WORK TO COMPLETE ->
Please print every record below exactly as it appears.

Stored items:
--
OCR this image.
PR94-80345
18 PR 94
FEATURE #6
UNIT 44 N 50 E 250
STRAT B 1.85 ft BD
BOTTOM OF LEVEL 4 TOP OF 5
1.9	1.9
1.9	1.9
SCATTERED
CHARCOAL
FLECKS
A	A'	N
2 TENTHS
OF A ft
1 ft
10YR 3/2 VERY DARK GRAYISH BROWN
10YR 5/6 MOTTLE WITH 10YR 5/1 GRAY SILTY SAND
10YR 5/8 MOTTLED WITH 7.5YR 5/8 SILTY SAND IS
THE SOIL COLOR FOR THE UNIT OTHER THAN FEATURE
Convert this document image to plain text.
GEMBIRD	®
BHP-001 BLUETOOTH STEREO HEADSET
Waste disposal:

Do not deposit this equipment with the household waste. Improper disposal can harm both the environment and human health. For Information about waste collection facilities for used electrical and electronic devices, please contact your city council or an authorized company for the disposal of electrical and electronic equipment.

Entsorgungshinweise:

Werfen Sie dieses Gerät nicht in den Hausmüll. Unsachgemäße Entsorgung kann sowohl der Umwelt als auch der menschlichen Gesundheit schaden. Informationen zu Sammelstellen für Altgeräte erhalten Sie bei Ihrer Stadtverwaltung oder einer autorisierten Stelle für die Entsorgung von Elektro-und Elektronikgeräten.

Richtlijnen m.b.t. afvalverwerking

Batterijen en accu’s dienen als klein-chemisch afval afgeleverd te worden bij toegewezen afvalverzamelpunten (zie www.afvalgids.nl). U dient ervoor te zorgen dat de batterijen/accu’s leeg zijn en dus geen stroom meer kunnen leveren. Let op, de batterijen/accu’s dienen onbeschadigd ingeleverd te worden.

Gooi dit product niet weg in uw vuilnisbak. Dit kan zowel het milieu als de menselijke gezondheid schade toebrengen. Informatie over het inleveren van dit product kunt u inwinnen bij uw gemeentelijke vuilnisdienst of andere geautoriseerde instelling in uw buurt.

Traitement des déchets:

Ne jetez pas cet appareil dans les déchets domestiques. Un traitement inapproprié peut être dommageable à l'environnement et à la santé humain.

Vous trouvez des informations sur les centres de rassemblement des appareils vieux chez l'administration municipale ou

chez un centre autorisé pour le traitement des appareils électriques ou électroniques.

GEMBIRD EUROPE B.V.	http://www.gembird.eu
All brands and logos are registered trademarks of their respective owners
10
--
RIGHT ANSWER ->
OCR this image.
PR94-80345
18 PR 94
FEATURE #6
UNIT 44 N 50 E 250
STRAT B 1.85 ft BD
BOTTOM OF LEVEL 4 TOP OF 5
1.9	1.9
1.9	1.9
SCATTERED
CHARCOAL
FLECKS
A	A'	N
2 TENTHS
OF A ft
1 ft
10YR 3/2 VERY DARK GRAYISH BROWN
10YR 5/6 MOTTLE WITH 10YR 5/1 GRAY SILTY SAND
10YR 5/8 MOTTLED WITH 7.5YR 5/8 SILTY SAND IS
THE SOIL COLOR FOR THE UNIT OTHER THAN FEATURE
Convert this document image to plain text.
GEMBIRD	®
BHP-001 BLUETOOTH STEREO HEADSET
Waste disposal:

Do not deposit this equipment with the household waste. Improper disposal can harm both the environment and human health. For Information about waste collection facilities for used electrical and electronic devices, please contact your city council or an authorized company for the disposal of electrical and electronic equipment.

Entsorgungshinweise:

Werfen Sie dieses Gerät nicht in den Hausmüll. Unsachgemäße Entsorgung kann sowohl der Umwelt als auch der menschlichen Gesundheit schaden. Informationen zu Sammelstellen für Altgeräte erhalten Sie bei Ihrer Stadtverwaltung oder einer autorisierten Stelle für die Entsorgung von Elektro-und Elektronikgeräten.

Richtlijnen m.b.t. afvalverwerking

Batterijen en accu’s dienen als klein-chemisch afval afgeleverd te worden bij toegewezen afvalverzamelpunten (zie www.afvalgids.nl). U dient ervoor te zorgen dat de batterijen/accu’s leeg zijn en dus geen stroom meer kunnen leveren. Let op, de batterijen/accu’s dienen onbeschadigd ingeleverd te worden.

Gooi dit product niet weg in uw vuilnisbak. Dit kan zowel het milieu als de menselijke gezondheid schade toebrengen. Informatie over het inleveren van dit product kunt u inwinnen bij uw gemeentelijke vuilnisdienst of andere geautoriseerde instelling in uw buurt.

Traitement des déchets:

Ne jetez pas cet appareil dans les déchets domestiques. Un traitement inapproprié peut être dommageable à l'environnement et à la santé humain.

Vous trouvez des informations sur les centres de rassemblement des appareils vieux chez l'administration municipale ou

chez un centre autorisé pour le traitement des appareils électriques ou électroniques.

GEMBIRD EUROPE B.V.	http://www.gembird.eu
All brands and logos are registered trademarks of their respective owners
10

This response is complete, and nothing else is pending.